Dataset items
((
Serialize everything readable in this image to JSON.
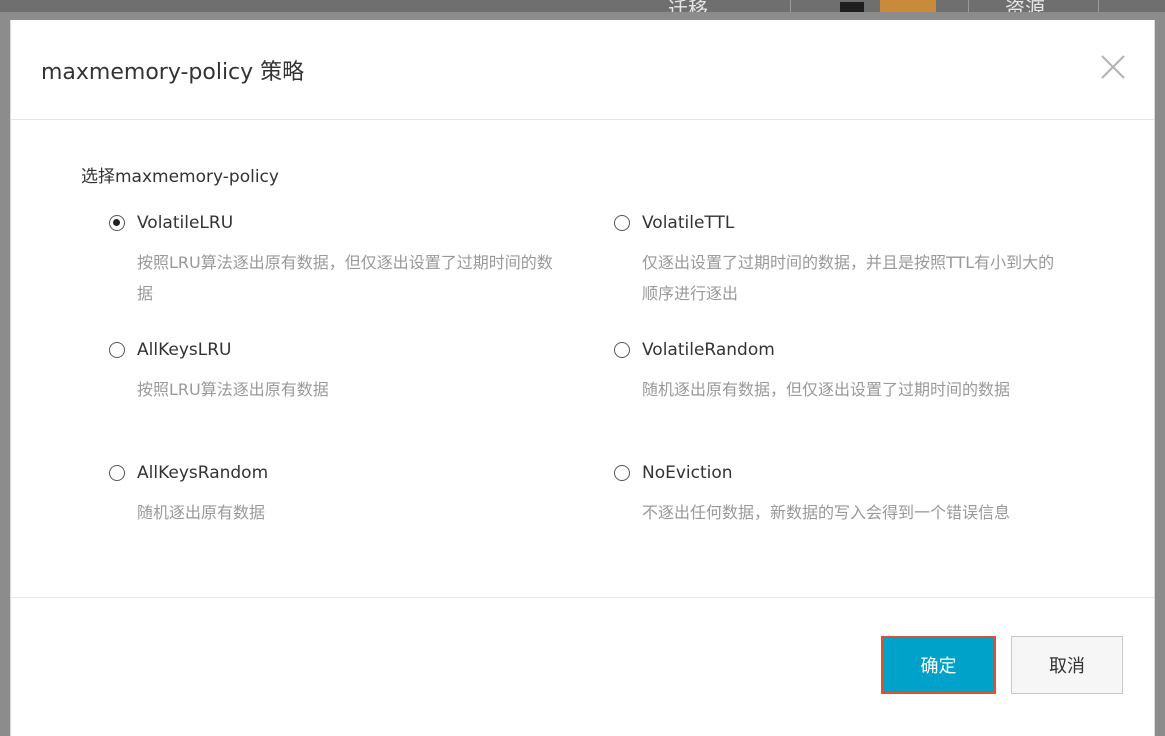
{
  "background": {
    "nav_items": [
      "迁移",
      "资源"
    ]
  },
  "dialog": {
    "title": "maxmemory-policy 策略",
    "close_icon": "close-icon",
    "field_label": "选择maxmemory-policy",
    "selected": "VolatileLRU",
    "options": [
      {
        "label": "VolatileLRU",
        "desc": "按照LRU算法逐出原有数据，但仅逐出设置了过期时间的数据",
        "checked": true
      },
      {
        "label": "VolatileTTL",
        "desc": "仅逐出设置了过期时间的数据，并且是按照TTL有小到大的顺序进行逐出",
        "checked": false
      },
      {
        "label": "AllKeysLRU",
        "desc": "按照LRU算法逐出原有数据",
        "checked": false
      },
      {
        "label": "VolatileRandom",
        "desc": "随机逐出原有数据，但仅逐出设置了过期时间的数据",
        "checked": false
      },
      {
        "label": "AllKeysRandom",
        "desc": "随机逐出原有数据",
        "checked": false
      },
      {
        "label": "NoEviction",
        "desc": "不逐出任何数据，新数据的写入会得到一个错误信息",
        "checked": false
      }
    ],
    "buttons": {
      "ok": "确定",
      "cancel": "取消"
    }
  },
  "colors": {
    "primary_button": "#00a2ca",
    "focus_outline": "#e0502a"
  }
}
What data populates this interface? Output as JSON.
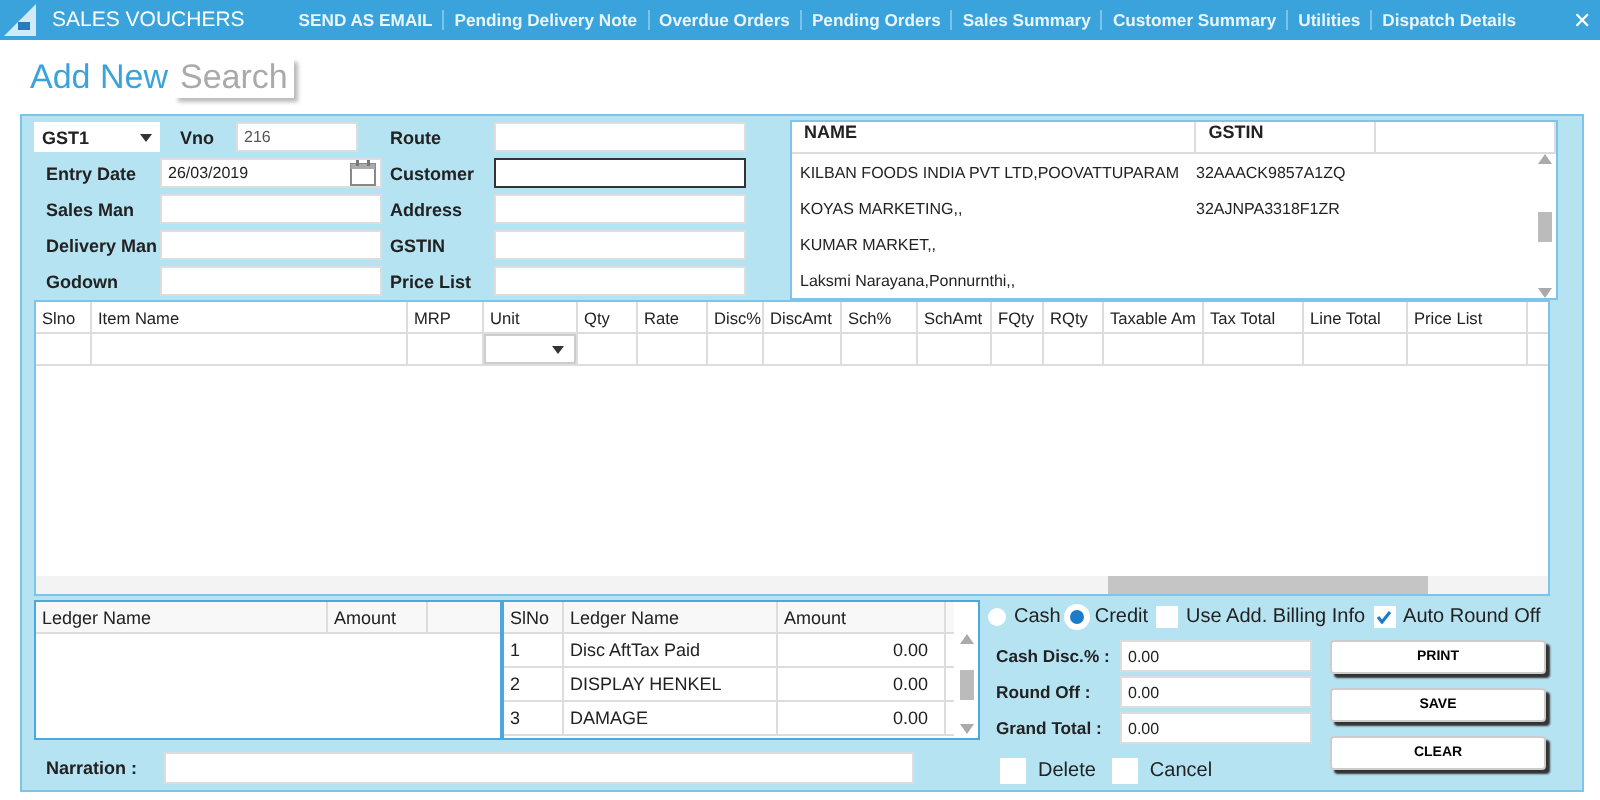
{
  "title_bar": {
    "title": "SALES VOUCHERS",
    "menu": [
      "SEND AS EMAIL",
      "Pending Delivery Note",
      "Overdue Orders",
      "Pending Orders",
      "Sales Summary",
      "Customer Summary",
      "Utilities",
      "Dispatch Details"
    ],
    "close": "✕"
  },
  "mode_tabs": [
    {
      "label": "Add New",
      "selected": true
    },
    {
      "label": "Search",
      "selected": false
    }
  ],
  "voucher_type": "GST1",
  "left_fields": [
    {
      "label": "Vno",
      "value": "216",
      "kind": "text"
    },
    {
      "label": "Entry Date",
      "value": "26/03/2019",
      "kind": "date"
    },
    {
      "label": "Sales Man",
      "kind": "text"
    },
    {
      "label": "Delivery Man",
      "kind": "text"
    },
    {
      "label": "Godown",
      "kind": "text"
    }
  ],
  "right_fields": [
    {
      "label": "Route",
      "focused": false
    },
    {
      "label": "Customer",
      "focused": true
    },
    {
      "label": "Address",
      "focused": false
    },
    {
      "label": "GSTIN",
      "focused": false
    },
    {
      "label": "Price List",
      "focused": false
    }
  ],
  "customer_list": {
    "columns": [
      "NAME",
      "GSTIN"
    ],
    "rows": [
      [
        "KILBAN FOODS INDIA PVT LTD,POOVATTUPARAM",
        "32AAACK9857A1ZQ"
      ],
      [
        "KOYAS MARKETING,,",
        "32AJNPA3318F1ZR"
      ],
      [
        "KUMAR MARKET,,",
        ""
      ],
      [
        "Laksmi Narayana,Ponnurnthi,,",
        ""
      ]
    ]
  },
  "items_table": {
    "columns": [
      "Slno",
      "Item Name",
      "MRP",
      "Unit",
      "Qty",
      "Rate",
      "Disc%",
      "DiscAmt",
      "Sch%",
      "SchAmt",
      "FQty",
      "RQty",
      "Taxable Am",
      "Tax Total",
      "Line Total",
      "Price List"
    ]
  },
  "ledger_left": {
    "columns": [
      "Ledger Name",
      "Amount"
    ]
  },
  "ledger_right": {
    "columns": [
      "SlNo",
      "Ledger Name",
      "Amount"
    ],
    "rows": [
      [
        "1",
        "Disc AftTax Paid",
        "0.00"
      ],
      [
        "2",
        "DISPLAY HENKEL",
        "0.00"
      ],
      [
        "3",
        "DAMAGE",
        "0.00"
      ]
    ]
  },
  "payment": [
    {
      "label": "Cash",
      "selected": false
    },
    {
      "label": "Credit",
      "selected": true
    }
  ],
  "options": [
    {
      "label": "Use Add. Billing Info",
      "checked": false
    },
    {
      "label": "Auto Round Off",
      "checked": true
    }
  ],
  "totals": [
    {
      "label": "Cash Disc.% :",
      "value": "0.00"
    },
    {
      "label": "Round Off :",
      "value": "0.00"
    },
    {
      "label": "Grand Total :",
      "value": "0.00"
    }
  ],
  "buttons": [
    "PRINT",
    "SAVE",
    "CLEAR"
  ],
  "bottom_checks": [
    {
      "label": "Delete",
      "checked": false
    },
    {
      "label": "Cancel",
      "checked": false
    }
  ],
  "narration": {
    "label": "Narration :"
  }
}
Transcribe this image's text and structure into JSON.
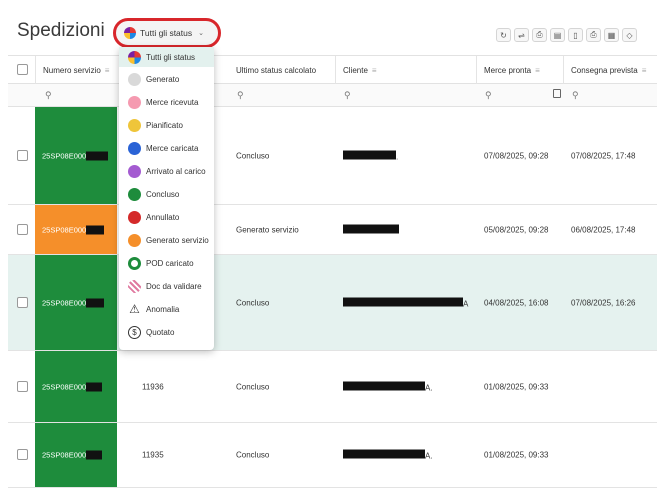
{
  "header": {
    "title": "Spedizioni",
    "filter_label": "Tutti gli status",
    "filter_chevron": "⌄",
    "tools": [
      {
        "icon": "refresh-icon",
        "glyph": "↻"
      },
      {
        "icon": "truck-icon",
        "glyph": "⇌"
      },
      {
        "icon": "printer-icon",
        "glyph": "⎙"
      },
      {
        "icon": "excel-icon",
        "glyph": "▤"
      },
      {
        "icon": "document-icon",
        "glyph": "▯"
      },
      {
        "icon": "print-doc-icon",
        "glyph": "⎙"
      },
      {
        "icon": "columns-icon",
        "glyph": "▦"
      },
      {
        "icon": "eraser-icon",
        "glyph": "◇"
      }
    ]
  },
  "columns": {
    "numero": "Numero servizio",
    "ultimo": "Ultimo status calcolato",
    "cliente": "Cliente",
    "merce": "Merce pronta",
    "consegna": "Consegna prevista",
    "filter_glyph": "≡",
    "search_glyph": "⚲"
  },
  "rows": [
    {
      "code": "25SP08E000",
      "id": "",
      "status": "Concluso",
      "merce": "07/08/2025, 09:28",
      "consegna": "07/08/2025, 17:48",
      "cliente_suffix": ".",
      "color": "#1e8c3c"
    },
    {
      "code": "25SP08E000",
      "id": "",
      "status": "Generato servizio",
      "merce": "05/08/2025, 09:28",
      "consegna": "06/08/2025, 17:48",
      "cliente_suffix": "",
      "color": "#f58f2a"
    },
    {
      "code": "25SP08E000",
      "id": "",
      "status": "Concluso",
      "merce": "04/08/2025, 16:08",
      "consegna": "07/08/2025, 16:26",
      "cliente_suffix": "A",
      "color": "#1e8c3c"
    },
    {
      "code": "25SP08E000",
      "id": "11936",
      "status": "Concluso",
      "merce": "01/08/2025, 09:33",
      "consegna": "",
      "cliente_suffix": "A.",
      "color": "#1e8c3c"
    },
    {
      "code": "25SP08E000",
      "id": "11935",
      "status": "Concluso",
      "merce": "01/08/2025, 09:33",
      "consegna": "",
      "cliente_suffix": "A.",
      "color": "#1e8c3c"
    }
  ],
  "dropdown": [
    {
      "label": "Tutti gli status",
      "icon": "all-status-wheel-icon",
      "color": "#e53935"
    },
    {
      "label": "Generato",
      "icon": "generato-dot-icon",
      "color": "#d9d9d9"
    },
    {
      "label": "Merce ricevuta",
      "icon": "merce-ricevuta-dot-icon",
      "color": "#f59ab0"
    },
    {
      "label": "Pianificato",
      "icon": "pianificato-dot-icon",
      "color": "#efc53a"
    },
    {
      "label": "Merce caricata",
      "icon": "merce-caricata-dot-icon",
      "color": "#2a63d6"
    },
    {
      "label": "Arrivato al carico",
      "icon": "arrivato-dot-icon",
      "color": "#a45bd1"
    },
    {
      "label": "Concluso",
      "icon": "concluso-dot-icon",
      "color": "#1e8c3c"
    },
    {
      "label": "Annullato",
      "icon": "annullato-dot-icon",
      "color": "#d42a2a"
    },
    {
      "label": "Generato servizio",
      "icon": "generato-servizio-dot-icon",
      "color": "#f58f2a"
    },
    {
      "label": "POD caricato",
      "icon": "pod-ring-icon",
      "color": "#1e8c3c"
    },
    {
      "label": "Doc da validare",
      "icon": "striped-dot-icon",
      "color": "#e07aa0"
    },
    {
      "label": "Anomalia",
      "icon": "warning-icon",
      "color": "#333333"
    },
    {
      "label": "Quotato",
      "icon": "dollar-icon",
      "color": "#333333"
    }
  ]
}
))
DIRECTION
Copy out every line of the data that includes "policy".

TASK RESPONSE
    "title": "maxmemory-policy 策略",
    "field_label": "选择maxmemory-policy",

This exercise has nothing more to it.